• [Exercise]: Give the listing below again in full, exactly as written.

Collected data:
--- Start ---
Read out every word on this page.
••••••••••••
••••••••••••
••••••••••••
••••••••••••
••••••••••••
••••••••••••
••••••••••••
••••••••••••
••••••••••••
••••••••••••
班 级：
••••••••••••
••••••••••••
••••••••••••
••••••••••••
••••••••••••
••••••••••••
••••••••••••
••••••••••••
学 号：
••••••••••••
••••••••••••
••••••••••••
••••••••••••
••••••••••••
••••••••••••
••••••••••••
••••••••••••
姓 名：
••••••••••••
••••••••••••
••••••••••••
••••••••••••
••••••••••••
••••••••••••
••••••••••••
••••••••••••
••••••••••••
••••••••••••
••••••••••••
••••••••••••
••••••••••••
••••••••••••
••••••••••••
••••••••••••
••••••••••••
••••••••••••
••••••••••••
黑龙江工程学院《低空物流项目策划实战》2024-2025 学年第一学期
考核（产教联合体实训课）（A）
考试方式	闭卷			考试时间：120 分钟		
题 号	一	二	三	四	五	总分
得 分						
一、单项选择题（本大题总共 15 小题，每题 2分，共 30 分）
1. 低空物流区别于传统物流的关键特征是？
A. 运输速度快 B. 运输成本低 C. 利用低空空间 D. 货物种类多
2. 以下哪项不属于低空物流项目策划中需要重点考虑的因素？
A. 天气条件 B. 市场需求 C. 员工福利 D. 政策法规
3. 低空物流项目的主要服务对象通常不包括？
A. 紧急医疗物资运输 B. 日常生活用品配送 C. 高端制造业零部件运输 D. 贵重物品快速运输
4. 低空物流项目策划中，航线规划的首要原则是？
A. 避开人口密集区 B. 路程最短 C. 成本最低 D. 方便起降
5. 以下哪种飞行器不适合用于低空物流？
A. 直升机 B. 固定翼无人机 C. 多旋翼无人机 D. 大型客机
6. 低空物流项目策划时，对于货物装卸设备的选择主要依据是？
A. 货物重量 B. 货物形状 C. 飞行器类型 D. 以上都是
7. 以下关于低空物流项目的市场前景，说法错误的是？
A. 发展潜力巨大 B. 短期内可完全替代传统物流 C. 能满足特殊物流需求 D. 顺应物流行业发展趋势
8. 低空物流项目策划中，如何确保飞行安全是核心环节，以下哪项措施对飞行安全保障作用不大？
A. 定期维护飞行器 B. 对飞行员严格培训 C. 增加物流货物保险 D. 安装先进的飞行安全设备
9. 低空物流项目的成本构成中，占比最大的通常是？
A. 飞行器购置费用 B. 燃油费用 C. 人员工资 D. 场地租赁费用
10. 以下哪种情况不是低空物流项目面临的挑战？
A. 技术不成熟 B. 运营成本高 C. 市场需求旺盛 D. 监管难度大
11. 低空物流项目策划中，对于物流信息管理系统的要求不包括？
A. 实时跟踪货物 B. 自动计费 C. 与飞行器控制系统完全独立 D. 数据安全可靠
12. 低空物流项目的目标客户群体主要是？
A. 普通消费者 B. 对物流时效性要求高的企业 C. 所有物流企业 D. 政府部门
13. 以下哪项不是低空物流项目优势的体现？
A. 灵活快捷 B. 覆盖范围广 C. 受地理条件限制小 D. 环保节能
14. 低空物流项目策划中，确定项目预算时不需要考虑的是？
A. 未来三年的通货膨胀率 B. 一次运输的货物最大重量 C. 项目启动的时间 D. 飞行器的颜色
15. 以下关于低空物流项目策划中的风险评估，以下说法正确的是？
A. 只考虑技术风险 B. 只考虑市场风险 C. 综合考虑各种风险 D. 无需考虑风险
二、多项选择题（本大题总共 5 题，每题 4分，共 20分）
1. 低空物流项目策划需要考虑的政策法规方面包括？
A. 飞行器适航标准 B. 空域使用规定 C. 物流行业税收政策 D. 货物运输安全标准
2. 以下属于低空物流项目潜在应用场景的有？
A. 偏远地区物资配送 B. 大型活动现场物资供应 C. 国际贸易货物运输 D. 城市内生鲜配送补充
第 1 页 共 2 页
--- End ---
• [Result for this exercise]:
Read out every word on this page.
••••••••••••
••••••••••••
••••••••••••
••••••••••••
••••••••••••
••••••••••••
••••••••••••
••••••••••••
••••••••••••
••••••••••••
班 级：
••••••••••••
••••••••••••
••••••••••••
••••••••••••
••••••••••••
••••••••••••
••••••••••••
••••••••••••
学 号：
••••••••••••
••••••••••••
••••••••••••
••••••••••••
••••••••••••
••••••••••••
••••••••••••
••••••••••••
姓 名：
••••••••••••
••••••••••••
••••••••••••
••••••••••••
••••••••••••
••••••••••••
••••••••••••
••••••••••••
••••••••••••
••••••••••••
••••••••••••
••••••••••••
••••••••••••
••••••••••••
••••••••••••
••••••••••••
••••••••••••
••••••••••••
••••••••••••
黑龙江工程学院《低空物流项目策划实战》2024-2025 学年第一学期
考核（产教联合体实训课）（A）
考试方式	闭卷			考试时间：120 分钟		
题 号	一	二	三	四	五	总分
得 分						
一、单项选择题（本大题总共 15 小题，每题 2分，共 30 分）
1. 低空物流区别于传统物流的关键特征是？
A. 运输速度快 B. 运输成本低 C. 利用低空空间 D. 货物种类多
2. 以下哪项不属于低空物流项目策划中需要重点考虑的因素？
A. 天气条件 B. 市场需求 C. 员工福利 D. 政策法规
3. 低空物流项目的主要服务对象通常不包括？
A. 紧急医疗物资运输 B. 日常生活用品配送 C. 高端制造业零部件运输 D. 贵重物品快速运输
4. 低空物流项目策划中，航线规划的首要原则是？
A. 避开人口密集区 B. 路程最短 C. 成本最低 D. 方便起降
5. 以下哪种飞行器不适合用于低空物流？
A. 直升机 B. 固定翼无人机 C. 多旋翼无人机 D. 大型客机
6. 低空物流项目策划时，对于货物装卸设备的选择主要依据是？
A. 货物重量 B. 货物形状 C. 飞行器类型 D. 以上都是
7. 以下关于低空物流项目的市场前景，说法错误的是？
A. 发展潜力巨大 B. 短期内可完全替代传统物流 C. 能满足特殊物流需求 D. 顺应物流行业发展趋势
8. 低空物流项目策划中，如何确保飞行安全是核心环节，以下哪项措施对飞行安全保障作用不大？
A. 定期维护飞行器 B. 对飞行员严格培训 C. 增加物流货物保险 D. 安装先进的飞行安全设备
9. 低空物流项目的成本构成中，占比最大的通常是？
A. 飞行器购置费用 B. 燃油费用 C. 人员工资 D. 场地租赁费用
10. 以下哪种情况不是低空物流项目面临的挑战？
A. 技术不成熟 B. 运营成本高 C. 市场需求旺盛 D. 监管难度大
11. 低空物流项目策划中，对于物流信息管理系统的要求不包括？
A. 实时跟踪货物 B. 自动计费 C. 与飞行器控制系统完全独立 D. 数据安全可靠
12. 低空物流项目的目标客户群体主要是？
A. 普通消费者 B. 对物流时效性要求高的企业 C. 所有物流企业 D. 政府部门
13. 以下哪项不是低空物流项目优势的体现？
A. 灵活快捷 B. 覆盖范围广 C. 受地理条件限制小 D. 环保节能
14. 低空物流项目策划中，确定项目预算时不需要考虑的是？
A. 未来三年的通货膨胀率 B. 一次运输的货物最大重量 C. 项目启动的时间 D. 飞行器的颜色
15. 以下关于低空物流项目策划中的风险评估，以下说法正确的是？
A. 只考虑技术风险 B. 只考虑市场风险 C. 综合考虑各种风险 D. 无需考虑风险
二、多项选择题（本大题总共 5 题，每题 4分，共 20分）
1. 低空物流项目策划需要考虑的政策法规方面包括？
A. 飞行器适航标准 B. 空域使用规定 C. 物流行业税收政策 D. 货物运输安全标准
2. 以下属于低空物流项目潜在应用场景的有？
A. 偏远地区物资配送 B. 大型活动现场物资供应 C. 国际贸易货物运输 D. 城市内生鲜配送补充
第 1 页 共 2 页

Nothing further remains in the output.